The task >> Output the records exactly. Include every line.
.....
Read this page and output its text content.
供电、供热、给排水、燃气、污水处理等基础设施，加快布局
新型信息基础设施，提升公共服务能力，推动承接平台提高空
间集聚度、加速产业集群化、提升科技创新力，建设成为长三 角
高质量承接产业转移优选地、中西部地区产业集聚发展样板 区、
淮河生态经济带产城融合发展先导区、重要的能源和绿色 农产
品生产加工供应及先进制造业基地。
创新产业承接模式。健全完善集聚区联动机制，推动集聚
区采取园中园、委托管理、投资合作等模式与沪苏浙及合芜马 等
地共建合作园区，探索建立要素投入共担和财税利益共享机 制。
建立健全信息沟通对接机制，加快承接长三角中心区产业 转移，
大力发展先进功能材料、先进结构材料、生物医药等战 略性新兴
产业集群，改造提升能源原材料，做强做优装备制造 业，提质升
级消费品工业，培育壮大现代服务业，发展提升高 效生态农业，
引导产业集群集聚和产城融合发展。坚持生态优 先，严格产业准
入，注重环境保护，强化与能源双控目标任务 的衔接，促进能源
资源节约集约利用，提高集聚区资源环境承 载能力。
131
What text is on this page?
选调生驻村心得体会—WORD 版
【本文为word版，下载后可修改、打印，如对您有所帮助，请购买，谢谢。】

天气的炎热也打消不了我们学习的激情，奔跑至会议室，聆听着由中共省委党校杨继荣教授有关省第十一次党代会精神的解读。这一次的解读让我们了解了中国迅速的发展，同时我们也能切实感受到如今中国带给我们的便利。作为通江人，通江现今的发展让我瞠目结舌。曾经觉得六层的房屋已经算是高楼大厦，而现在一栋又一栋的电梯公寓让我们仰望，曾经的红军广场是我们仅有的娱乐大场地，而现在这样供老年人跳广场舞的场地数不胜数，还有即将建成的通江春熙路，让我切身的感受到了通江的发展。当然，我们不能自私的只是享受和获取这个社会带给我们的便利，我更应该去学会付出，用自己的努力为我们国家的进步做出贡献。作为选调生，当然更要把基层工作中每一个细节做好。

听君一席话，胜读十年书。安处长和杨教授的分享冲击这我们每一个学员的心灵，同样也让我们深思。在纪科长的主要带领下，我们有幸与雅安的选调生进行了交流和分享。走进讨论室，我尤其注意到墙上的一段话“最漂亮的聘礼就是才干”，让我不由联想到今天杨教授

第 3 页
.....
Reply >>
Read this page and output its text content.
供电、供热、给排水、燃气、污水处理等基础设施，加快布局
新型信息基础设施，提升公共服务能力，推动承接平台提高空
间集聚度、加速产业集群化、提升科技创新力，建设成为长三 角
高质量承接产业转移优选地、中西部地区产业集聚发展样板 区、
淮河生态经济带产城融合发展先导区、重要的能源和绿色 农产
品生产加工供应及先进制造业基地。
创新产业承接模式。健全完善集聚区联动机制，推动集聚
区采取园中园、委托管理、投资合作等模式与沪苏浙及合芜马 等
地共建合作园区，探索建立要素投入共担和财税利益共享机 制。
建立健全信息沟通对接机制，加快承接长三角中心区产业 转移，
大力发展先进功能材料、先进结构材料、生物医药等战 略性新兴
产业集群，改造提升能源原材料，做强做优装备制造 业，提质升
级消费品工业，培育壮大现代服务业，发展提升高 效生态农业，
引导产业集群集聚和产城融合发展。坚持生态优 先，严格产业准
入，注重环境保护，强化与能源双控目标任务 的衔接，促进能源
资源节约集约利用，提高集聚区资源环境承 载能力。
131
What text is on this page?
选调生驻村心得体会—WORD 版
【本文为word版，下载后可修改、打印，如对您有所帮助，请购买，谢谢。】

天气的炎热也打消不了我们学习的激情，奔跑至会议室，聆听着由中共省委党校杨继荣教授有关省第十一次党代会精神的解读。这一次的解读让我们了解了中国迅速的发展，同时我们也能切实感受到如今中国带给我们的便利。作为通江人，通江现今的发展让我瞠目结舌。曾经觉得六层的房屋已经算是高楼大厦，而现在一栋又一栋的电梯公寓让我们仰望，曾经的红军广场是我们仅有的娱乐大场地，而现在这样供老年人跳广场舞的场地数不胜数，还有即将建成的通江春熙路，让我切身的感受到了通江的发展。当然，我们不能自私的只是享受和获取这个社会带给我们的便利，我更应该去学会付出，用自己的努力为我们国家的进步做出贡献。作为选调生，当然更要把基层工作中每一个细节做好。

听君一席话，胜读十年书。安处长和杨教授的分享冲击这我们每一个学员的心灵，同样也让我们深思。在纪科长的主要带领下，我们有幸与雅安的选调生进行了交流和分享。走进讨论室，我尤其注意到墙上的一段话“最漂亮的聘礼就是才干”，让我不由联想到今天杨教授

第 3 页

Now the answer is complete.